-- Start of Given records --

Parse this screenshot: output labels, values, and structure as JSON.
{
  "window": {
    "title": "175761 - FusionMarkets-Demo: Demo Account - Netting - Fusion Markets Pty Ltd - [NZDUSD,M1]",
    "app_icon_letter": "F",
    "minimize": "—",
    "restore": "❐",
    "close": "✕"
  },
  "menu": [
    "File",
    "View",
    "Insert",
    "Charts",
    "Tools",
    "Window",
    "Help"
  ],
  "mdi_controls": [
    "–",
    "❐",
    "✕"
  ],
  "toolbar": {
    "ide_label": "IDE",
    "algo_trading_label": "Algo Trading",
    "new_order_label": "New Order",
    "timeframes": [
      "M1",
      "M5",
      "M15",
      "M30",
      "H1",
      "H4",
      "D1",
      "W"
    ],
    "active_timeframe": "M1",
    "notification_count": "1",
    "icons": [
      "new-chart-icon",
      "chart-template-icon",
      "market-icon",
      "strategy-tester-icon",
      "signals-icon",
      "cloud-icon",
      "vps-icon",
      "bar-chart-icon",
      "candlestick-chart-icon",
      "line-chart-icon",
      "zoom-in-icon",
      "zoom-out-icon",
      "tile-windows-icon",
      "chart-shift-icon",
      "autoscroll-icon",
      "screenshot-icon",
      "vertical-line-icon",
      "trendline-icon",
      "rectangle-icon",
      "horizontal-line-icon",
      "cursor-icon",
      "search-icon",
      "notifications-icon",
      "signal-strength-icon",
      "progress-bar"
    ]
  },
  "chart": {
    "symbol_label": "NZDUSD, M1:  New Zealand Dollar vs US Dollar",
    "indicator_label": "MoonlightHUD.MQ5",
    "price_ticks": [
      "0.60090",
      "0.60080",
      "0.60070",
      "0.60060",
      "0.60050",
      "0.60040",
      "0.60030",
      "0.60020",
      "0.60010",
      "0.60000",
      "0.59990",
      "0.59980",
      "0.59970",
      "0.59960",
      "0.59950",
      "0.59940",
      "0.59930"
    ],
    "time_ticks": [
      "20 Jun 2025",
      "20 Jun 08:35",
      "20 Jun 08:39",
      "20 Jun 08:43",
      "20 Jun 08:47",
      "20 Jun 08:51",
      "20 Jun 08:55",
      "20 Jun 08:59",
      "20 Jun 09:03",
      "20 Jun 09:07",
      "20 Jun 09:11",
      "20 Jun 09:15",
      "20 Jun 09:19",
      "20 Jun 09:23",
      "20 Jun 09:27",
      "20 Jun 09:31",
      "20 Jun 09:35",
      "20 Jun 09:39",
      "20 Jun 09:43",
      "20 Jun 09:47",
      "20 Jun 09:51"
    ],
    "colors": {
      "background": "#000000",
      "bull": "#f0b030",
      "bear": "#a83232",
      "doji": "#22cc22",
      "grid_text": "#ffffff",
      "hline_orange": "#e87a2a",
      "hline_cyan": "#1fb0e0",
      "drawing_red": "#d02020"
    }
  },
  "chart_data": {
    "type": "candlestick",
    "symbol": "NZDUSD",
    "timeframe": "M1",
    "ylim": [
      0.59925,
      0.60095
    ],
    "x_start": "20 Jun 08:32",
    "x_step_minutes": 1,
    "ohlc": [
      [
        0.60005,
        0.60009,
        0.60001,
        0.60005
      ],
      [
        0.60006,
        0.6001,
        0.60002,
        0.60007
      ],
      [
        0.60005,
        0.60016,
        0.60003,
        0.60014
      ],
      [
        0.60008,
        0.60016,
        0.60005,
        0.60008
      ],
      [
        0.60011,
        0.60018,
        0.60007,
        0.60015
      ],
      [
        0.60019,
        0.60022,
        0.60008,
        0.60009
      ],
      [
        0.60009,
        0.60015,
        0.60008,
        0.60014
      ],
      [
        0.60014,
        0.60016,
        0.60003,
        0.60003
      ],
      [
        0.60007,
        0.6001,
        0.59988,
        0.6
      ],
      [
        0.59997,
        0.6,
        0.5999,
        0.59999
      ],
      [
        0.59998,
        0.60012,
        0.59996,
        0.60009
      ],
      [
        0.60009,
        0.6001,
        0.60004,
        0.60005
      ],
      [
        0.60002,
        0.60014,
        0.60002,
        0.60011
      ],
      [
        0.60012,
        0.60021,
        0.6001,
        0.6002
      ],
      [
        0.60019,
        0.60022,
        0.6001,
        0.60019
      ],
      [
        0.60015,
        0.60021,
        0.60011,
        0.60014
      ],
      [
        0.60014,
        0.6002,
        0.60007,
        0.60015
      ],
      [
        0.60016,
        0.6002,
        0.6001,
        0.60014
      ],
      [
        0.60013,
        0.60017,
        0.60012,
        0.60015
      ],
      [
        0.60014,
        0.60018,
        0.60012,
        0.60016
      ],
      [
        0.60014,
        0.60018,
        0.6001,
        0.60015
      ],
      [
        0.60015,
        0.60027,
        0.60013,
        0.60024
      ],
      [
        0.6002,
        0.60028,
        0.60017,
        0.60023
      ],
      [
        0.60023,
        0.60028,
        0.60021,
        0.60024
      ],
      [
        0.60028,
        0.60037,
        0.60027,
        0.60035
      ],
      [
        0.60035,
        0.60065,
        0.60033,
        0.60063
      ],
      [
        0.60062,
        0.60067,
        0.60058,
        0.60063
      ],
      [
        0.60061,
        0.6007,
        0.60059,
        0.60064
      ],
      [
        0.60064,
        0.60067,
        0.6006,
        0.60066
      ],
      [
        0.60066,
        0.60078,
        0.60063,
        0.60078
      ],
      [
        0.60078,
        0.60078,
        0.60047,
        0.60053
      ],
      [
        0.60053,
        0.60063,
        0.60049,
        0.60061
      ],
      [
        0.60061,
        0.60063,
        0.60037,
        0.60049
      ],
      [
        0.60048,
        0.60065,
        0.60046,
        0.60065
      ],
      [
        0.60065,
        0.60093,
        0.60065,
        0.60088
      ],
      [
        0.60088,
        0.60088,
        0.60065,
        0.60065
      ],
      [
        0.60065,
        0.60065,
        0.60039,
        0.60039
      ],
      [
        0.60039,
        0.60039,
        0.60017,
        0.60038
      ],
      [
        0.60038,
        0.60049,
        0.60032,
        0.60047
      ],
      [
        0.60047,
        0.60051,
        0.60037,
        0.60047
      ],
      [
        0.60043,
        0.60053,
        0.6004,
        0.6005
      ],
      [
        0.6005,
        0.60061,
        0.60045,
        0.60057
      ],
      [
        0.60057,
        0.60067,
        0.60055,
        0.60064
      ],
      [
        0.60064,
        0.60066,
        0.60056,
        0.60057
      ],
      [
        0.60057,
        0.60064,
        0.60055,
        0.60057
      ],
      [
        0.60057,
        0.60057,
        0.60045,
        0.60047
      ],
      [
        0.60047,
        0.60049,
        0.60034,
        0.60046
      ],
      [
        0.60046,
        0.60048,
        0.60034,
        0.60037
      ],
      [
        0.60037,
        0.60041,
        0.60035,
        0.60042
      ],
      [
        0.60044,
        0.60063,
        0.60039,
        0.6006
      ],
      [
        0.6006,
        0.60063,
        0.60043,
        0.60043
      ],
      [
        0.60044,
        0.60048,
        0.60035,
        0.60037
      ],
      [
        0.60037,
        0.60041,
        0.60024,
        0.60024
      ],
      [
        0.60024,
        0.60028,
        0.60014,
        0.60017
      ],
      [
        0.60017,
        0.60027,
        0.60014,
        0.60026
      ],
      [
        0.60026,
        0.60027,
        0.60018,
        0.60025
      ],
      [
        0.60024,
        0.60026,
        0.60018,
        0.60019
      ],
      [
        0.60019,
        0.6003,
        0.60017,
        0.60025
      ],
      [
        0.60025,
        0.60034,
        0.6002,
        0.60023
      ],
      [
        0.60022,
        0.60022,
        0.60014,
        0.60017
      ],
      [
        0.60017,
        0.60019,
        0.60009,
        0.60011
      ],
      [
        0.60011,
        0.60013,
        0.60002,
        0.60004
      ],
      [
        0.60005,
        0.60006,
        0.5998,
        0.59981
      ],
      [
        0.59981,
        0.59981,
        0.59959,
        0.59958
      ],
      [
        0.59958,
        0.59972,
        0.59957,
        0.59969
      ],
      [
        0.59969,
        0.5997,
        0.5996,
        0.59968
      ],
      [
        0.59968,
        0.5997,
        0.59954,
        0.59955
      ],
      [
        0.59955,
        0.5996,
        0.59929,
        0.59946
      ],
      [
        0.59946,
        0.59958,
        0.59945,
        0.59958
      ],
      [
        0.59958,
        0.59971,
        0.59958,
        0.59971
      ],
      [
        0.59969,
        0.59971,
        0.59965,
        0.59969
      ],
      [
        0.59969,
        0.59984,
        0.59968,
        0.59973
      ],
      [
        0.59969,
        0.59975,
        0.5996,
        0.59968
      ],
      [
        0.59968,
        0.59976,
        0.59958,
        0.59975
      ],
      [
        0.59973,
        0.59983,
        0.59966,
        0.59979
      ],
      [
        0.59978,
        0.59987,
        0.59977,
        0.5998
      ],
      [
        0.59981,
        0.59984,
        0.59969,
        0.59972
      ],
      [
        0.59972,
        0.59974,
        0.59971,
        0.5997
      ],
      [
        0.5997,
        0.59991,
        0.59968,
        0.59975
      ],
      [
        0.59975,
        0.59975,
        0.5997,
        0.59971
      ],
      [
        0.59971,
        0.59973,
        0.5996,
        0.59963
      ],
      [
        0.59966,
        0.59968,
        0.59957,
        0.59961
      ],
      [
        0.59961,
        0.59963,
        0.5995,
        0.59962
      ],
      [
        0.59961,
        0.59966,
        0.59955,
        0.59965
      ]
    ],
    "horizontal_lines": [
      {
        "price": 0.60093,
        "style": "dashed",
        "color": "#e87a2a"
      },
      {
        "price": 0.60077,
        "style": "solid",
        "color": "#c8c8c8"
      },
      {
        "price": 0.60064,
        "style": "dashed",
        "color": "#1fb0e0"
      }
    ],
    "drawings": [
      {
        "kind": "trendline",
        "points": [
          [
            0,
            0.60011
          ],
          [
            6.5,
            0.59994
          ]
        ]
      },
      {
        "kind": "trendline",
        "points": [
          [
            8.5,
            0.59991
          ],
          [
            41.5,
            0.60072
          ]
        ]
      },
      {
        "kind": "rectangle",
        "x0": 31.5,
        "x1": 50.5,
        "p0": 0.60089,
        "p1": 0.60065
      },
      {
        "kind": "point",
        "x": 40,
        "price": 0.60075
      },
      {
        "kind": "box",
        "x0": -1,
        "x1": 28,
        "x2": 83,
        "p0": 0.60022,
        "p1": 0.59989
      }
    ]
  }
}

-- End of Given records --

▶ [Aim]:
Only a number is expected here: the count of lines in the listing that hold the string "NZDUSD".

▶ [The output]:
3